Restate the records below word for word.

Dataset rows about figures
** START **

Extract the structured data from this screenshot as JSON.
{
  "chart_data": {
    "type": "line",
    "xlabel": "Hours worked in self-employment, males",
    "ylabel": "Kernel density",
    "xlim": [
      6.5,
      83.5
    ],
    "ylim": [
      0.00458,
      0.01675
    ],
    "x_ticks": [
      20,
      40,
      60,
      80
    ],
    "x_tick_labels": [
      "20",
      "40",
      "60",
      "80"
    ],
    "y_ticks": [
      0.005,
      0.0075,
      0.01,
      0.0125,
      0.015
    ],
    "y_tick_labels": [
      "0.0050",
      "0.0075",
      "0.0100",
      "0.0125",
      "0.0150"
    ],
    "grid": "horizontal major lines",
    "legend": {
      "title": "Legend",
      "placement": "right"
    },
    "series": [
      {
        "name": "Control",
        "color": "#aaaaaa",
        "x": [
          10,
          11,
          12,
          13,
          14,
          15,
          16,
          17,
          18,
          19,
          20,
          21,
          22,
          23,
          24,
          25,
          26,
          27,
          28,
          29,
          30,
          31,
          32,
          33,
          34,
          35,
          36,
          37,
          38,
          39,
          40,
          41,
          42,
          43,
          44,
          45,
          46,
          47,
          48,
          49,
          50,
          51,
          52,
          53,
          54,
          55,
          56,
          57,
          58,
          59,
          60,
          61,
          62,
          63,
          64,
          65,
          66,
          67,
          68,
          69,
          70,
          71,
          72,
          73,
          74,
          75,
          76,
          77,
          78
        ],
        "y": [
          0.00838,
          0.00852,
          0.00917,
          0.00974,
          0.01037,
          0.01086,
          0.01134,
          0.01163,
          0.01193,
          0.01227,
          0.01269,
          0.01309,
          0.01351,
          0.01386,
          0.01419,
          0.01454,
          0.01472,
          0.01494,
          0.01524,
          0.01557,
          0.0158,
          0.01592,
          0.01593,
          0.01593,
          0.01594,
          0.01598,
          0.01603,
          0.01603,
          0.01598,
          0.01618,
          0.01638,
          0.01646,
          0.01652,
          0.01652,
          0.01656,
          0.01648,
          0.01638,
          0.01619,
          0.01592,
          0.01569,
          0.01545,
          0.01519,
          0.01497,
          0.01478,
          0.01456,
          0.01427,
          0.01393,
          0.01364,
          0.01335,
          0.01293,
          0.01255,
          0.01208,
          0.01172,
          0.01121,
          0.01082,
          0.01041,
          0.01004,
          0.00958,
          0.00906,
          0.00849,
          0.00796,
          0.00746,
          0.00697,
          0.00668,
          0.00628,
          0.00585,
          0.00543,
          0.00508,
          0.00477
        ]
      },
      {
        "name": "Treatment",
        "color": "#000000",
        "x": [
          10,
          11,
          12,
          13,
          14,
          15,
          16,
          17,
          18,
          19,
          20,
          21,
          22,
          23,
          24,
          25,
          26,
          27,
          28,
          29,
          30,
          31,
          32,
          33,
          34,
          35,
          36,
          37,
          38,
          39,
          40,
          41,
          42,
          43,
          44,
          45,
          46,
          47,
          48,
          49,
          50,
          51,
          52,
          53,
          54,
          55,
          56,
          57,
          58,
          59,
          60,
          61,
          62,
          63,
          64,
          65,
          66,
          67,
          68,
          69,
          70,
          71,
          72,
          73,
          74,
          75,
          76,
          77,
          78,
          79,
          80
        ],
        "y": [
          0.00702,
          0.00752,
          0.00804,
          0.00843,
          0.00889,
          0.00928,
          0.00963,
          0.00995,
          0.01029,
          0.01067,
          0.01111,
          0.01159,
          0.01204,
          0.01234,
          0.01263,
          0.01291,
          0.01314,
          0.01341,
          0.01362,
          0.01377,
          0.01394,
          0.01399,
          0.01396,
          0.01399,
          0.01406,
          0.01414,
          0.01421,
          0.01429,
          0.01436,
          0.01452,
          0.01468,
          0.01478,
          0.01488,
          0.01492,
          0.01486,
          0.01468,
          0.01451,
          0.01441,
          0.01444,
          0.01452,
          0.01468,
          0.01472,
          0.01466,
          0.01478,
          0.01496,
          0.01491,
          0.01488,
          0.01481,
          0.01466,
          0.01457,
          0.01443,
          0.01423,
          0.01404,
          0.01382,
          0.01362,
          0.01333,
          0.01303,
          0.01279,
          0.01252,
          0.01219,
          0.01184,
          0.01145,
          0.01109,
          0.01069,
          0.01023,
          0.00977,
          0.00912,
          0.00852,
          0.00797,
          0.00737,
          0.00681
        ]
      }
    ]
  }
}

** END **

> [Answer to this task]
Extract the structured data from this screenshot as JSON.
{
  "chart_data": {
    "type": "line",
    "xlabel": "Hours worked in self-employment, males",
    "ylabel": "Kernel density",
    "xlim": [
      6.5,
      83.5
    ],
    "ylim": [
      0.00458,
      0.01675
    ],
    "x_ticks": [
      20,
      40,
      60,
      80
    ],
    "x_tick_labels": [
      "20",
      "40",
      "60",
      "80"
    ],
    "y_ticks": [
      0.005,
      0.0075,
      0.01,
      0.0125,
      0.015
    ],
    "y_tick_labels": [
      "0.0050",
      "0.0075",
      "0.0100",
      "0.0125",
      "0.0150"
    ],
    "grid": "horizontal major lines",
    "legend": {
      "title": "Legend",
      "placement": "right"
    },
    "series": [
      {
        "name": "Control",
        "color": "#aaaaaa",
        "x": [
          10,
          11,
          12,
          13,
          14,
          15,
          16,
          17,
          18,
          19,
          20,
          21,
          22,
          23,
          24,
          25,
          26,
          27,
          28,
          29,
          30,
          31,
          32,
          33,
          34,
          35,
          36,
          37,
          38,
          39,
          40,
          41,
          42,
          43,
          44,
          45,
          46,
          47,
          48,
          49,
          50,
          51,
          52,
          53,
          54,
          55,
          56,
          57,
          58,
          59,
          60,
          61,
          62,
          63,
          64,
          65,
          66,
          67,
          68,
          69,
          70,
          71,
          72,
          73,
          74,
          75,
          76,
          77,
          78
        ],
        "y": [
          0.00838,
          0.00852,
          0.00917,
          0.00974,
          0.01037,
          0.01086,
          0.01134,
          0.01163,
          0.01193,
          0.01227,
          0.01269,
          0.01309,
          0.01351,
          0.01386,
          0.01419,
          0.01454,
          0.01472,
          0.01494,
          0.01524,
          0.01557,
          0.0158,
          0.01592,
          0.01593,
          0.01593,
          0.01594,
          0.01598,
          0.01603,
          0.01603,
          0.01598,
          0.01618,
          0.01638,
          0.01646,
          0.01652,
          0.01652,
          0.01656,
          0.01648,
          0.01638,
          0.01619,
          0.01592,
          0.01569,
          0.01545,
          0.01519,
          0.01497,
          0.01478,
          0.01456,
          0.01427,
          0.01393,
          0.01364,
          0.01335,
          0.01293,
          0.01255,
          0.01208,
          0.01172,
          0.01121,
          0.01082,
          0.01041,
          0.01004,
          0.00958,
          0.00906,
          0.00849,
          0.00796,
          0.00746,
          0.00697,
          0.00668,
          0.00628,
          0.00585,
          0.00543,
          0.00508,
          0.00477
        ]
      },
      {
        "name": "Treatment",
        "color": "#000000",
        "x": [
          10,
          11,
          12,
          13,
          14,
          15,
          16,
          17,
          18,
          19,
          20,
          21,
          22,
          23,
          24,
          25,
          26,
          27,
          28,
          29,
          30,
          31,
          32,
          33,
          34,
          35,
          36,
          37,
          38,
          39,
          40,
          41,
          42,
          43,
          44,
          45,
          46,
          47,
          48,
          49,
          50,
          51,
          52,
          53,
          54,
          55,
          56,
          57,
          58,
          59,
          60,
          61,
          62,
          63,
          64,
          65,
          66,
          67,
          68,
          69,
          70,
          71,
          72,
          73,
          74,
          75,
          76,
          77,
          78,
          79,
          80
        ],
        "y": [
          0.00702,
          0.00752,
          0.00804,
          0.00843,
          0.00889,
          0.00928,
          0.00963,
          0.00995,
          0.01029,
          0.01067,
          0.01111,
          0.01159,
          0.01204,
          0.01234,
          0.01263,
          0.01291,
          0.01314,
          0.01341,
          0.01362,
          0.01377,
          0.01394,
          0.01399,
          0.01396,
          0.01399,
          0.01406,
          0.01414,
          0.01421,
          0.01429,
          0.01436,
          0.01452,
          0.01468,
          0.01478,
          0.01488,
          0.01492,
          0.01486,
          0.01468,
          0.01451,
          0.01441,
          0.01444,
          0.01452,
          0.01468,
          0.01472,
          0.01466,
          0.01478,
          0.01496,
          0.01491,
          0.01488,
          0.01481,
          0.01466,
          0.01457,
          0.01443,
          0.01423,
          0.01404,
          0.01382,
          0.01362,
          0.01333,
          0.01303,
          0.01279,
          0.01252,
          0.01219,
          0.01184,
          0.01145,
          0.01109,
          0.01069,
          0.01023,
          0.00977,
          0.00912,
          0.00852,
          0.00797,
          0.00737,
          0.00681
        ]
      }
    ]
  }
}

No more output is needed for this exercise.